[TASK OBJECTIVE]
Repeat the material verbatim. Images are excluded from the copy.

(Rows from a figure dataset)
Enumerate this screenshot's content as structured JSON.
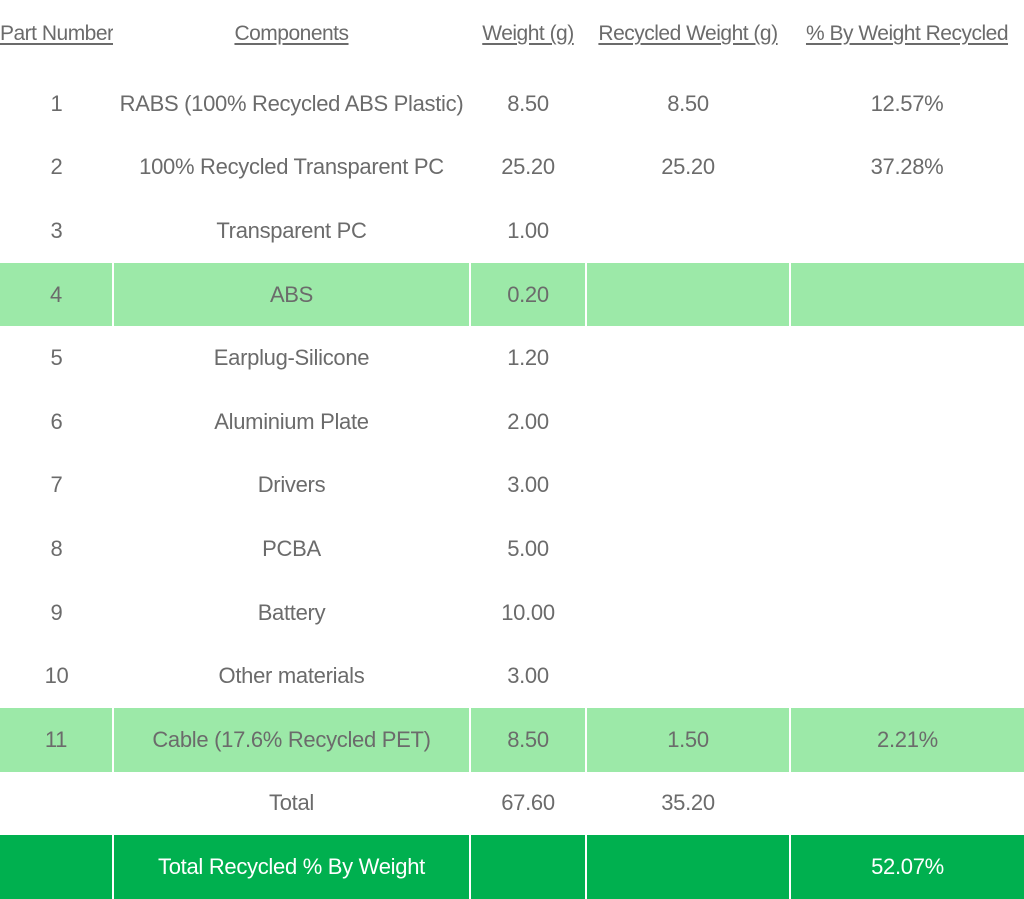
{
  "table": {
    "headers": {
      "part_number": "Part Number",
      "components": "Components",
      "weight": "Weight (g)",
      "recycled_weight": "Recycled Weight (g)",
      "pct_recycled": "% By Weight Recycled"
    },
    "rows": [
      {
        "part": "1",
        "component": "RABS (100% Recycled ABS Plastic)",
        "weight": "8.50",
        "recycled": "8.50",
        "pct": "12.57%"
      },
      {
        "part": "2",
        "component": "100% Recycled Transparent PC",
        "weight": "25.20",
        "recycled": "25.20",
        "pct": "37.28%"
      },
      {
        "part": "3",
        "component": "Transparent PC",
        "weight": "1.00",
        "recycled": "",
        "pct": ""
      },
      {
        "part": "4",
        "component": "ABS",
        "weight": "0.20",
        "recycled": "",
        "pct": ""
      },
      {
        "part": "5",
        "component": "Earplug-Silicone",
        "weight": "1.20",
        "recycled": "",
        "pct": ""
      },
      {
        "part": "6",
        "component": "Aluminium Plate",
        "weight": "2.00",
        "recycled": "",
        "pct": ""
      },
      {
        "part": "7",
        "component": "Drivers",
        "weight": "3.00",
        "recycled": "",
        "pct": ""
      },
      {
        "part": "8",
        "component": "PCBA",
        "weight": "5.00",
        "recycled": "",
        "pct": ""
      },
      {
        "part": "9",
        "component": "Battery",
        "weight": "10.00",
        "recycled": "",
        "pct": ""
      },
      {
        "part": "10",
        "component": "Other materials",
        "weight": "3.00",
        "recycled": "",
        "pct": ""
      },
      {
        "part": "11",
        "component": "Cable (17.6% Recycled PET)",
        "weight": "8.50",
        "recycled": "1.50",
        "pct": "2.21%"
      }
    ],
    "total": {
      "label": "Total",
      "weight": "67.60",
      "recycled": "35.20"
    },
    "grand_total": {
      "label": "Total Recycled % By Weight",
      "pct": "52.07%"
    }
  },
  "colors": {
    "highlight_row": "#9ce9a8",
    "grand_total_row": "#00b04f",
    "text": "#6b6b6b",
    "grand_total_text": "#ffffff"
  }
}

[FULL OUTPUT]
Enumerate this screenshot's content as structured JSON.
{
  "table": {
    "headers": {
      "part_number": "Part Number",
      "components": "Components",
      "weight": "Weight (g)",
      "recycled_weight": "Recycled Weight (g)",
      "pct_recycled": "% By Weight Recycled"
    },
    "rows": [
      {
        "part": "1",
        "component": "RABS (100% Recycled ABS Plastic)",
        "weight": "8.50",
        "recycled": "8.50",
        "pct": "12.57%"
      },
      {
        "part": "2",
        "component": "100% Recycled Transparent PC",
        "weight": "25.20",
        "recycled": "25.20",
        "pct": "37.28%"
      },
      {
        "part": "3",
        "component": "Transparent PC",
        "weight": "1.00",
        "recycled": "",
        "pct": ""
      },
      {
        "part": "4",
        "component": "ABS",
        "weight": "0.20",
        "recycled": "",
        "pct": ""
      },
      {
        "part": "5",
        "component": "Earplug-Silicone",
        "weight": "1.20",
        "recycled": "",
        "pct": ""
      },
      {
        "part": "6",
        "component": "Aluminium Plate",
        "weight": "2.00",
        "recycled": "",
        "pct": ""
      },
      {
        "part": "7",
        "component": "Drivers",
        "weight": "3.00",
        "recycled": "",
        "pct": ""
      },
      {
        "part": "8",
        "component": "PCBA",
        "weight": "5.00",
        "recycled": "",
        "pct": ""
      },
      {
        "part": "9",
        "component": "Battery",
        "weight": "10.00",
        "recycled": "",
        "pct": ""
      },
      {
        "part": "10",
        "component": "Other materials",
        "weight": "3.00",
        "recycled": "",
        "pct": ""
      },
      {
        "part": "11",
        "component": "Cable (17.6% Recycled PET)",
        "weight": "8.50",
        "recycled": "1.50",
        "pct": "2.21%"
      }
    ],
    "total": {
      "label": "Total",
      "weight": "67.60",
      "recycled": "35.20"
    },
    "grand_total": {
      "label": "Total Recycled % By Weight",
      "pct": "52.07%"
    }
  },
  "colors": {
    "highlight_row": "#9ce9a8",
    "grand_total_row": "#00b04f",
    "text": "#6b6b6b",
    "grand_total_text": "#ffffff"
  }
}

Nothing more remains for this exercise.